Data entries:
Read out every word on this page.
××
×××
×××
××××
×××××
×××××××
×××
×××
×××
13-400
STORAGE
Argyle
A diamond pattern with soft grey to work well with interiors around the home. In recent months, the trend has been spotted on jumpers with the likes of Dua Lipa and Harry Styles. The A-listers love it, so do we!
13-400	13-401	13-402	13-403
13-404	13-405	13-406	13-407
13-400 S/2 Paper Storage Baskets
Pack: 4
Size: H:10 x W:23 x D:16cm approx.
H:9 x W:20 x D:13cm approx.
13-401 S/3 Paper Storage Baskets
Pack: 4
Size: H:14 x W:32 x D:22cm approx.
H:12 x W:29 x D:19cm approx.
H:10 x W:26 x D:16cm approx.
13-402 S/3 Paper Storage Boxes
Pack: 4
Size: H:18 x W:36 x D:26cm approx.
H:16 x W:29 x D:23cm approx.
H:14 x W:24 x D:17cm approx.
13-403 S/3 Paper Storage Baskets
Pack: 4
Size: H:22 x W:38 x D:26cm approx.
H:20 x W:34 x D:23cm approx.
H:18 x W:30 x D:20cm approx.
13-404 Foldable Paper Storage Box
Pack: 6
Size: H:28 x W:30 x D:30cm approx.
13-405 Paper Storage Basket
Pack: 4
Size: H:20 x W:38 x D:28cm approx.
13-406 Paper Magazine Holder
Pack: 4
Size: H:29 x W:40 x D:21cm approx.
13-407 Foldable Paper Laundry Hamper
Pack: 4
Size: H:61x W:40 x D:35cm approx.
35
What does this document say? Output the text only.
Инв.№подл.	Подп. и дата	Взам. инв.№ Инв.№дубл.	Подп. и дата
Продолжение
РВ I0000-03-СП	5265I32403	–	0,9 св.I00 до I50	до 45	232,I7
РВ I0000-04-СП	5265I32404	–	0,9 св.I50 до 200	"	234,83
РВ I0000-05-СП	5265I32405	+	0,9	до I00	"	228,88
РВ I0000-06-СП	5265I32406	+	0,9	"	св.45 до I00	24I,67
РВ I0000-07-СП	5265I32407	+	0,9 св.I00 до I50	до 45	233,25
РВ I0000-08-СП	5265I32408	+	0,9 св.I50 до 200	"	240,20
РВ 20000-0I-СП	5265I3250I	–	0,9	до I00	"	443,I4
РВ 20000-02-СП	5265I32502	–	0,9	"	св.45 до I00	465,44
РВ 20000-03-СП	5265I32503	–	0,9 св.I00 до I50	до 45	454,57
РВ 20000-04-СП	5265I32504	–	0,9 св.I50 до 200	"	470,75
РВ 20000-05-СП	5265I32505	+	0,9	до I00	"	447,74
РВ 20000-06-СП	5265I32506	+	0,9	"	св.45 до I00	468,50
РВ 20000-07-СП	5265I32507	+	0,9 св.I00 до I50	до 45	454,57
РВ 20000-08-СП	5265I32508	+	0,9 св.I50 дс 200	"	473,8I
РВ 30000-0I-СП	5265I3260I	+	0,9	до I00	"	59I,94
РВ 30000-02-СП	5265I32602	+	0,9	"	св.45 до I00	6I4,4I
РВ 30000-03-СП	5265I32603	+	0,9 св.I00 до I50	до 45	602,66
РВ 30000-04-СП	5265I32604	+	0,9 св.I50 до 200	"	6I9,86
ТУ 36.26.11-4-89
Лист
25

§ **What is asked**
In the records above, return only the line that contains "What does this" and every line after it through the last, exactly as they appear.

§ **The response**
What does this document say? Output the text only.
Инв.№подл.	Подп. и дата	Взам. инв.№ Инв.№дубл.	Подп. и дата
Продолжение
РВ I0000-03-СП	5265I32403	–	0,9 св.I00 до I50	до 45	232,I7
РВ I0000-04-СП	5265I32404	–	0,9 св.I50 до 200	"	234,83
РВ I0000-05-СП	5265I32405	+	0,9	до I00	"	228,88
РВ I0000-06-СП	5265I32406	+	0,9	"	св.45 до I00	24I,67
РВ I0000-07-СП	5265I32407	+	0,9 св.I00 до I50	до 45	233,25
РВ I0000-08-СП	5265I32408	+	0,9 св.I50 до 200	"	240,20
РВ 20000-0I-СП	5265I3250I	–	0,9	до I00	"	443,I4
РВ 20000-02-СП	5265I32502	–	0,9	"	св.45 до I00	465,44
РВ 20000-03-СП	5265I32503	–	0,9 св.I00 до I50	до 45	454,57
РВ 20000-04-СП	5265I32504	–	0,9 св.I50 до 200	"	470,75
РВ 20000-05-СП	5265I32505	+	0,9	до I00	"	447,74
РВ 20000-06-СП	5265I32506	+	0,9	"	св.45 до I00	468,50
РВ 20000-07-СП	5265I32507	+	0,9 св.I00 до I50	до 45	454,57
РВ 20000-08-СП	5265I32508	+	0,9 св.I50 дс 200	"	473,8I
РВ 30000-0I-СП	5265I3260I	+	0,9	до I00	"	59I,94
РВ 30000-02-СП	5265I32602	+	0,9	"	св.45 до I00	6I4,4I
РВ 30000-03-СП	5265I32603	+	0,9 св.I00 до I50	до 45	602,66
РВ 30000-04-СП	5265I32604	+	0,9 св.I50 до 200	"	6I9,86
ТУ 36.26.11-4-89
Лист
25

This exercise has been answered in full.